_Records contained in a dataset_.
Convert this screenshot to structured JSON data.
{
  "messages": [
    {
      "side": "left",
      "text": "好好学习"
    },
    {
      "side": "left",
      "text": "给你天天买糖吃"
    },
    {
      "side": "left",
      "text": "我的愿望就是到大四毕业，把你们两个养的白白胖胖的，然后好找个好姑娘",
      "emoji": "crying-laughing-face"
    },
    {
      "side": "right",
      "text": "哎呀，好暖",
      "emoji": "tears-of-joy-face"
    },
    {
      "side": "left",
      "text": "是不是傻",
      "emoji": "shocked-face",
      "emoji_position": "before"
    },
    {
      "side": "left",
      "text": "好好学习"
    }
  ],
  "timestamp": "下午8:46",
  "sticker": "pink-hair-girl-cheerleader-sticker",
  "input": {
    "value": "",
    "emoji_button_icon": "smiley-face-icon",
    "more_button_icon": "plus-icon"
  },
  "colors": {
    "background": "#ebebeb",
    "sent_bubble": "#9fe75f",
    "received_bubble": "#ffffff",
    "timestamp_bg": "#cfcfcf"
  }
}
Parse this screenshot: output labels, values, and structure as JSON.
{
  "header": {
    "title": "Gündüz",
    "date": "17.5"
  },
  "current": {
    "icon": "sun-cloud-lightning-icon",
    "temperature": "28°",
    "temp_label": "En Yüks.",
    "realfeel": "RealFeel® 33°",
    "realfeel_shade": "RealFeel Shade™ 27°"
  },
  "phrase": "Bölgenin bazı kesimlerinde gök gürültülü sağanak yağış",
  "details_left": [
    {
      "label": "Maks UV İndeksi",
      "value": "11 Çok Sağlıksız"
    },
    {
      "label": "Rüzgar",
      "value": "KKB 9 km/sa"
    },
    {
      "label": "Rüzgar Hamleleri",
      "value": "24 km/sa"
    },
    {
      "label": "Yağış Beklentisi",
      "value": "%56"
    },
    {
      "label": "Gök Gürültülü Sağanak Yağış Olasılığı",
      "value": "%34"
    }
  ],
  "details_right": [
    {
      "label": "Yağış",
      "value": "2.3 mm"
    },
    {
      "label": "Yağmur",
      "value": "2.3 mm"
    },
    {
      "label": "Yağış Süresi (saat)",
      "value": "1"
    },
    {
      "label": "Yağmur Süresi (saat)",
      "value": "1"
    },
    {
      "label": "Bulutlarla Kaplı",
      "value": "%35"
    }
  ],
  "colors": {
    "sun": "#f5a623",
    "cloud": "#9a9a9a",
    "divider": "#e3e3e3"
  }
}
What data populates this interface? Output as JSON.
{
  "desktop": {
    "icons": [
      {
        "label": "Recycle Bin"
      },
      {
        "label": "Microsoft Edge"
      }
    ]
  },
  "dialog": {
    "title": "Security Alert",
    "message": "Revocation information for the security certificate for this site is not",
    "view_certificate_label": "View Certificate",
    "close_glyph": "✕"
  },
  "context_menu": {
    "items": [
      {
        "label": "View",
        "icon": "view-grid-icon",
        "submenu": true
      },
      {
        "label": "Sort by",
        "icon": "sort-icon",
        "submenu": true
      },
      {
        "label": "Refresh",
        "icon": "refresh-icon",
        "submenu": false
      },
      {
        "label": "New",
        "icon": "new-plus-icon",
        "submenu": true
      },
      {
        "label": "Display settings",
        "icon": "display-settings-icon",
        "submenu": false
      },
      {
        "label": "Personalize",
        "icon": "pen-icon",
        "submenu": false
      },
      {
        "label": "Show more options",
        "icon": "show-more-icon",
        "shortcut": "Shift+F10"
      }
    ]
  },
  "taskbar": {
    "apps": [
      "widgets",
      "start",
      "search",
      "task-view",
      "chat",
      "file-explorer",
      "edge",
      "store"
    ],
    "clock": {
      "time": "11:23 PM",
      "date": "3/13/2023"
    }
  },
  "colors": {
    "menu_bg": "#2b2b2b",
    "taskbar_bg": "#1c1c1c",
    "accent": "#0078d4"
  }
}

_Given request_. Please repeat the listing exactly, with nothing left out.

_Task solution_.
Convert this screenshot to structured JSON data.
{
  "messages": [
    {
      "side": "left",
      "text": "好好学习"
    },
    {
      "side": "left",
      "text": "给你天天买糖吃"
    },
    {
      "side": "left",
      "text": "我的愿望就是到大四毕业，把你们两个养的白白胖胖的，然后好找个好姑娘",
      "emoji": "crying-laughing-face"
    },
    {
      "side": "right",
      "text": "哎呀，好暖",
      "emoji": "tears-of-joy-face"
    },
    {
      "side": "left",
      "text": "是不是傻",
      "emoji": "shocked-face",
      "emoji_position": "before"
    },
    {
      "side": "left",
      "text": "好好学习"
    }
  ],
  "timestamp": "下午8:46",
  "sticker": "pink-hair-girl-cheerleader-sticker",
  "input": {
    "value": "",
    "emoji_button_icon": "smiley-face-icon",
    "more_button_icon": "plus-icon"
  },
  "colors": {
    "background": "#ebebeb",
    "sent_bubble": "#9fe75f",
    "received_bubble": "#ffffff",
    "timestamp_bg": "#cfcfcf"
  }
}
Parse this screenshot: output labels, values, and structure as JSON.
{
  "header": {
    "title": "Gündüz",
    "date": "17.5"
  },
  "current": {
    "icon": "sun-cloud-lightning-icon",
    "temperature": "28°",
    "temp_label": "En Yüks.",
    "realfeel": "RealFeel® 33°",
    "realfeel_shade": "RealFeel Shade™ 27°"
  },
  "phrase": "Bölgenin bazı kesimlerinde gök gürültülü sağanak yağış",
  "details_left": [
    {
      "label": "Maks UV İndeksi",
      "value": "11 Çok Sağlıksız"
    },
    {
      "label": "Rüzgar",
      "value": "KKB 9 km/sa"
    },
    {
      "label": "Rüzgar Hamleleri",
      "value": "24 km/sa"
    },
    {
      "label": "Yağış Beklentisi",
      "value": "%56"
    },
    {
      "label": "Gök Gürültülü Sağanak Yağış Olasılığı",
      "value": "%34"
    }
  ],
  "details_right": [
    {
      "label": "Yağış",
      "value": "2.3 mm"
    },
    {
      "label": "Yağmur",
      "value": "2.3 mm"
    },
    {
      "label": "Yağış Süresi (saat)",
      "value": "1"
    },
    {
      "label": "Yağmur Süresi (saat)",
      "value": "1"
    },
    {
      "label": "Bulutlarla Kaplı",
      "value": "%35"
    }
  ],
  "colors": {
    "sun": "#f5a623",
    "cloud": "#9a9a9a",
    "divider": "#e3e3e3"
  }
}
What data populates this interface? Output as JSON.
{
  "desktop": {
    "icons": [
      {
        "label": "Recycle Bin"
      },
      {
        "label": "Microsoft Edge"
      }
    ]
  },
  "dialog": {
    "title": "Security Alert",
    "message": "Revocation information for the security certificate for this site is not",
    "view_certificate_label": "View Certificate",
    "close_glyph": "✕"
  },
  "context_menu": {
    "items": [
      {
        "label": "View",
        "icon": "view-grid-icon",
        "submenu": true
      },
      {
        "label": "Sort by",
        "icon": "sort-icon",
        "submenu": true
      },
      {
        "label": "Refresh",
        "icon": "refresh-icon",
        "submenu": false
      },
      {
        "label": "New",
        "icon": "new-plus-icon",
        "submenu": true
      },
      {
        "label": "Display settings",
        "icon": "display-settings-icon",
        "submenu": false
      },
      {
        "label": "Personalize",
        "icon": "pen-icon",
        "submenu": false
      },
      {
        "label": "Show more options",
        "icon": "show-more-icon",
        "shortcut": "Shift+F10"
      }
    ]
  },
  "taskbar": {
    "apps": [
      "widgets",
      "start",
      "search",
      "task-view",
      "chat",
      "file-explorer",
      "edge",
      "store"
    ],
    "clock": {
      "time": "11:23 PM",
      "date": "3/13/2023"
    }
  },
  "colors": {
    "menu_bg": "#2b2b2b",
    "taskbar_bg": "#1c1c1c",
    "accent": "#0078d4"
  }
}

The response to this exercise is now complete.